Items from a data source
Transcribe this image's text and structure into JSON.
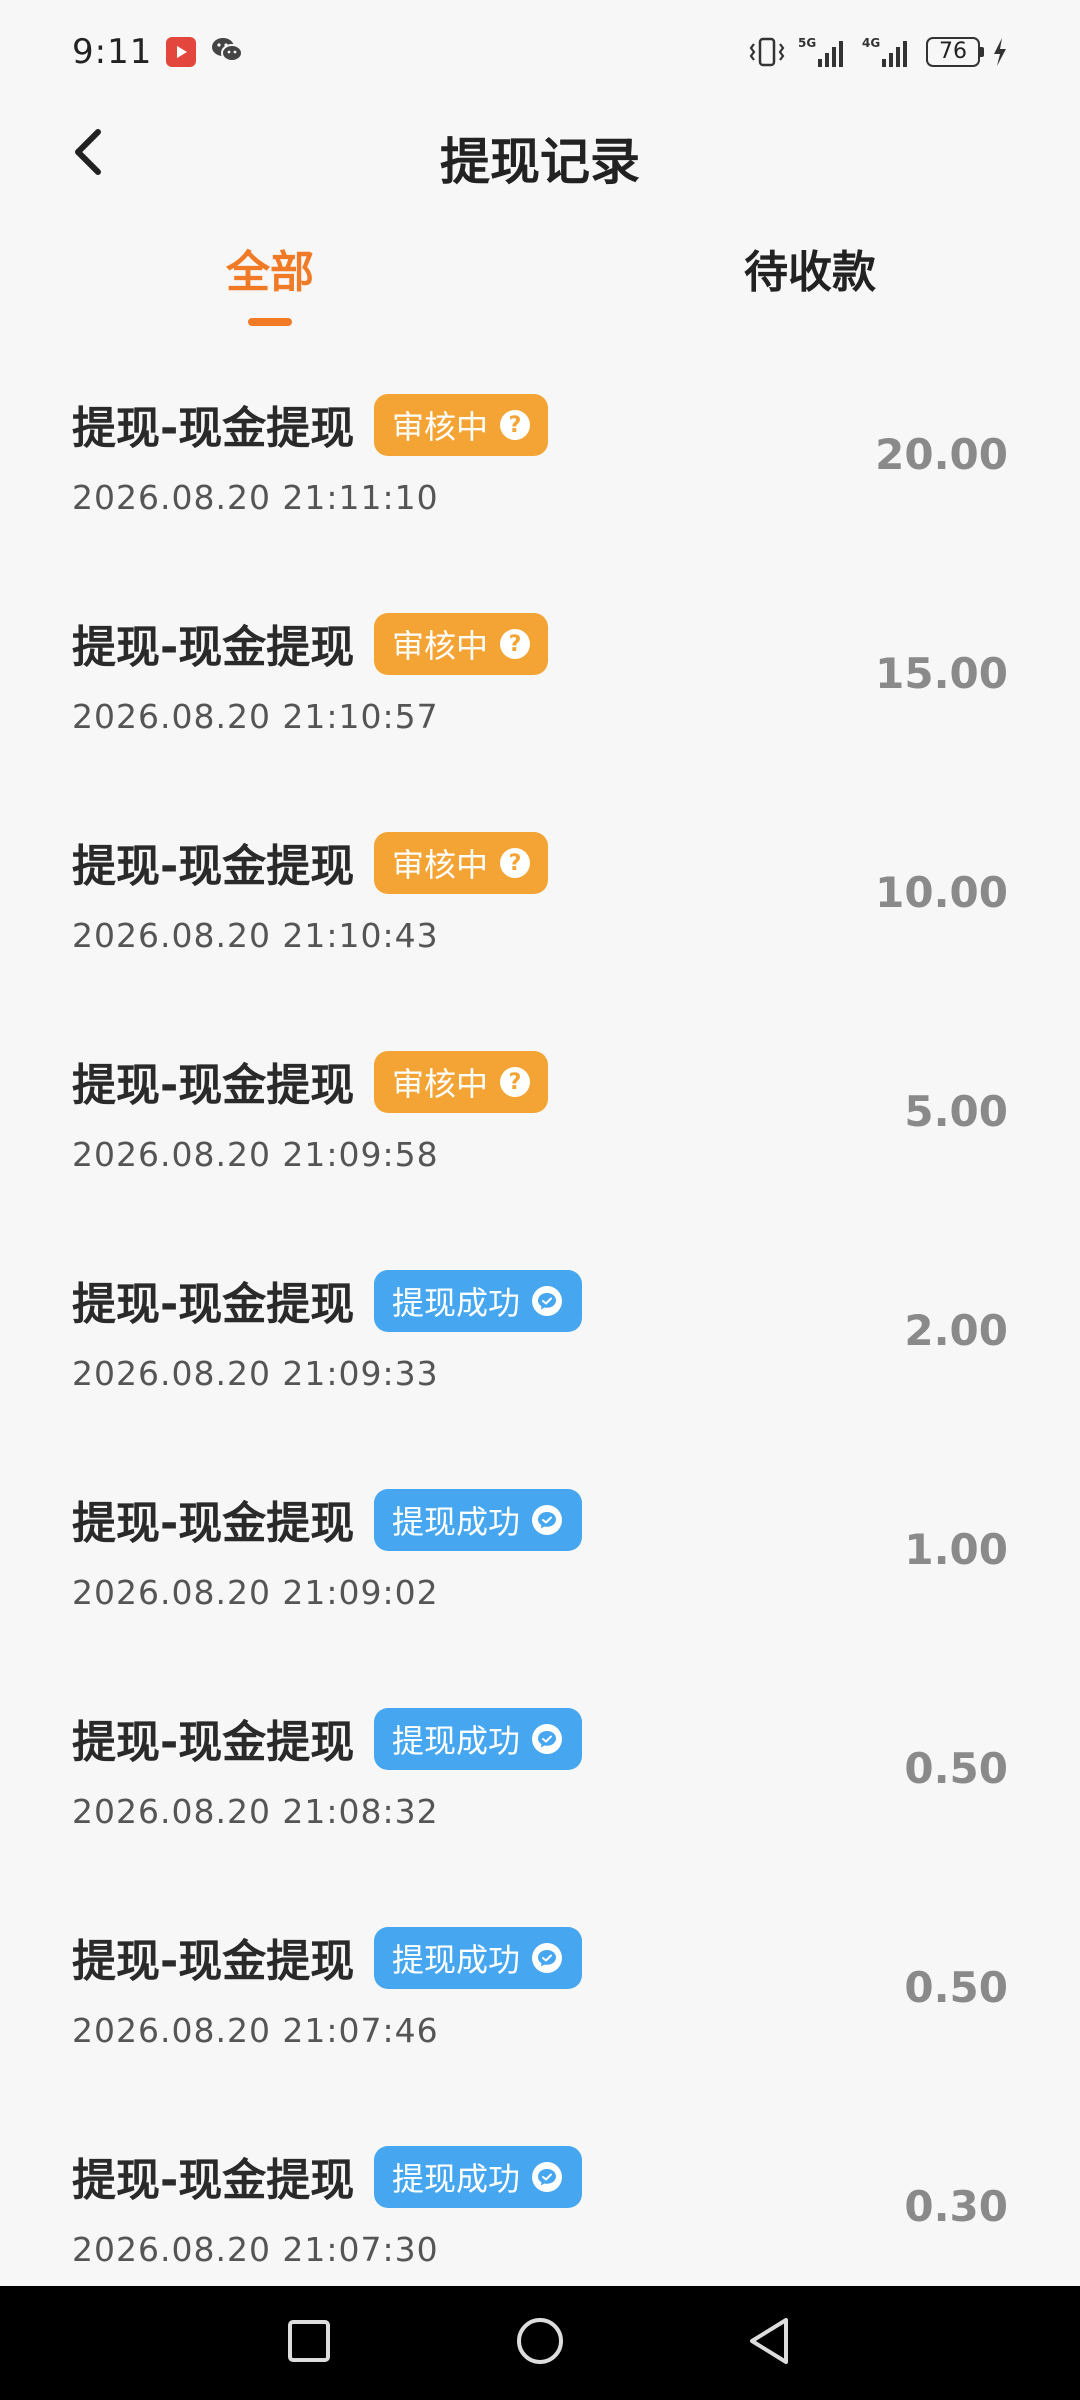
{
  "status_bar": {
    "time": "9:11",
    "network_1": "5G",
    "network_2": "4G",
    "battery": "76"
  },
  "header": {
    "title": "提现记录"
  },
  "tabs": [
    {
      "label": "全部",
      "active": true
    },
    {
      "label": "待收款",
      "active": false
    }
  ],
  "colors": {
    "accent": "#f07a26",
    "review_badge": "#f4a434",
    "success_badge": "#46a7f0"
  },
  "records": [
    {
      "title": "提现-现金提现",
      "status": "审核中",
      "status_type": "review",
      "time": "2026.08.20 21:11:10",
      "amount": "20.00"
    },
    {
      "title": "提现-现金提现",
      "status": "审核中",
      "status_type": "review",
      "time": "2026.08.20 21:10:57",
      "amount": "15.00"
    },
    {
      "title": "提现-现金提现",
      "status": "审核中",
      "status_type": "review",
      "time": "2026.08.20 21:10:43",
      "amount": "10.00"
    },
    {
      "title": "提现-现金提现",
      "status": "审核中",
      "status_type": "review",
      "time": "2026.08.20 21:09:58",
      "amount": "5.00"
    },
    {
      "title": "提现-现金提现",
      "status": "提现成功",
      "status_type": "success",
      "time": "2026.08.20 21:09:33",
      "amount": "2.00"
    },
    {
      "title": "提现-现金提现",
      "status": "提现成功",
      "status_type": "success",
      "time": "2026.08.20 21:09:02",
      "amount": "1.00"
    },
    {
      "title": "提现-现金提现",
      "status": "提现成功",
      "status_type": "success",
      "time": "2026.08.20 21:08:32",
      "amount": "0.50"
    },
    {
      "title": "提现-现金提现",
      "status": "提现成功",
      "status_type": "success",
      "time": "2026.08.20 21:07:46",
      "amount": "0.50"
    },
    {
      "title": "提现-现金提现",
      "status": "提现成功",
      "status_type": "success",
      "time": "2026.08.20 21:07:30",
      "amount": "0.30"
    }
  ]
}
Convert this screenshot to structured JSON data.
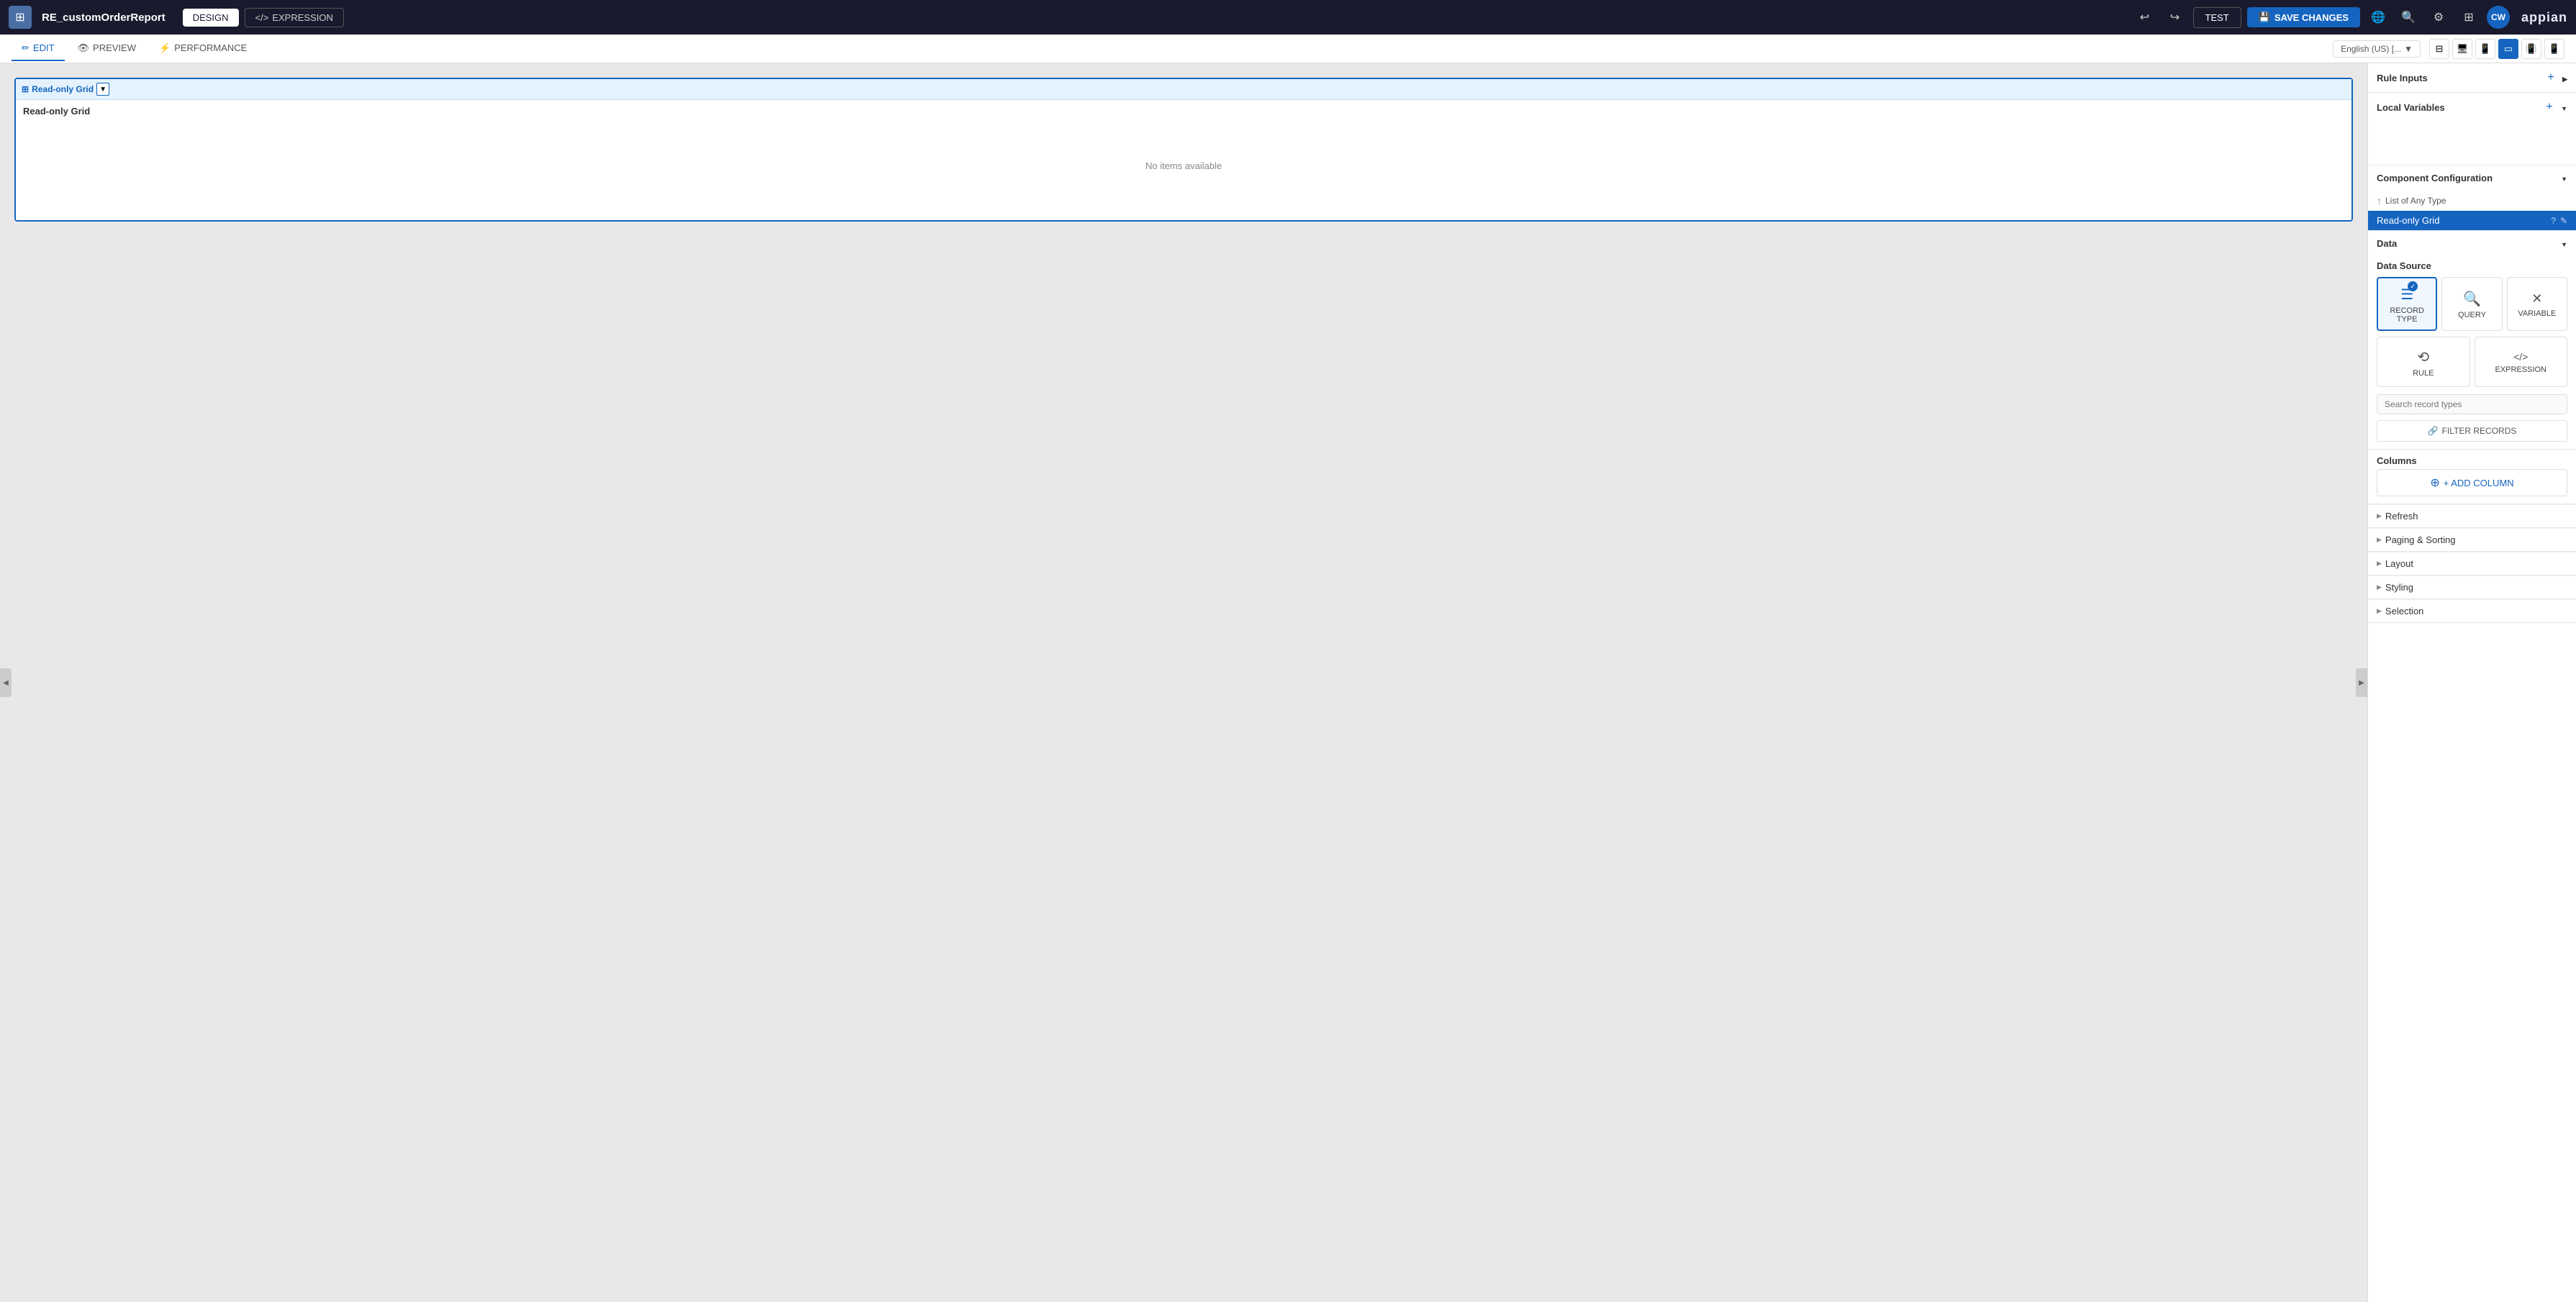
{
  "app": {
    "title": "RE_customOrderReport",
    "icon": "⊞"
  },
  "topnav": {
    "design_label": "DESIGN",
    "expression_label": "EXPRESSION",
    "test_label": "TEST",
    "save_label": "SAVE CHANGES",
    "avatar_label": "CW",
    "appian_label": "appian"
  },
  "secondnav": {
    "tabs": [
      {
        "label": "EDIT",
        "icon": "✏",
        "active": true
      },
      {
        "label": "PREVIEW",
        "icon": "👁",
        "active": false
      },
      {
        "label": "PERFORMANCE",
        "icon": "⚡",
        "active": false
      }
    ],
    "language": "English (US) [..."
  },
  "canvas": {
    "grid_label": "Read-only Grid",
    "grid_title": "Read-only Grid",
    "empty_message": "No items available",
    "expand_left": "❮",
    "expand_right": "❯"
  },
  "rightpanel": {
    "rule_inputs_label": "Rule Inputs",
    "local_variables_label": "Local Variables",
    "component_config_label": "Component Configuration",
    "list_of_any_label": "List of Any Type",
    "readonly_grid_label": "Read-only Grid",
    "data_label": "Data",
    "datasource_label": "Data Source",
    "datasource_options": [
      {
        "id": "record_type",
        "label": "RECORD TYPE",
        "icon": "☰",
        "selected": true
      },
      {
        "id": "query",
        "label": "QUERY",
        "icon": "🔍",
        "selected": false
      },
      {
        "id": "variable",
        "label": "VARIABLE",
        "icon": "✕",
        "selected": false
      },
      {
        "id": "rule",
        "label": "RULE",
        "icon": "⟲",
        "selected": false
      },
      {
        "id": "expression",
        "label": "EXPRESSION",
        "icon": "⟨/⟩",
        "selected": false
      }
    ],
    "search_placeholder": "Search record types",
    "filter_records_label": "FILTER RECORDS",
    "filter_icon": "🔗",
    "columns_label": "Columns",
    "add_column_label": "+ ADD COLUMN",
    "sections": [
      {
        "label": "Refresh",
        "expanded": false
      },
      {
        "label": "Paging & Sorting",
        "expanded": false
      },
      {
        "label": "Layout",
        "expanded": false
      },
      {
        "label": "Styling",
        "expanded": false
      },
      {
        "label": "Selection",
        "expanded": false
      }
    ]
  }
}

• EXERCISE DETAILS:
Show every line above in which the word "amount" occurs.

• THE OUTPUT:
      "amount": "20.00"
      "amount": "15.00"
      "amount": "10.00"
      "amount": "5.00"
      "amount": "2.00"
      "amount": "1.00"
      "amount": "0.50"
      "amount": "0.50"
      "amount": "0.30"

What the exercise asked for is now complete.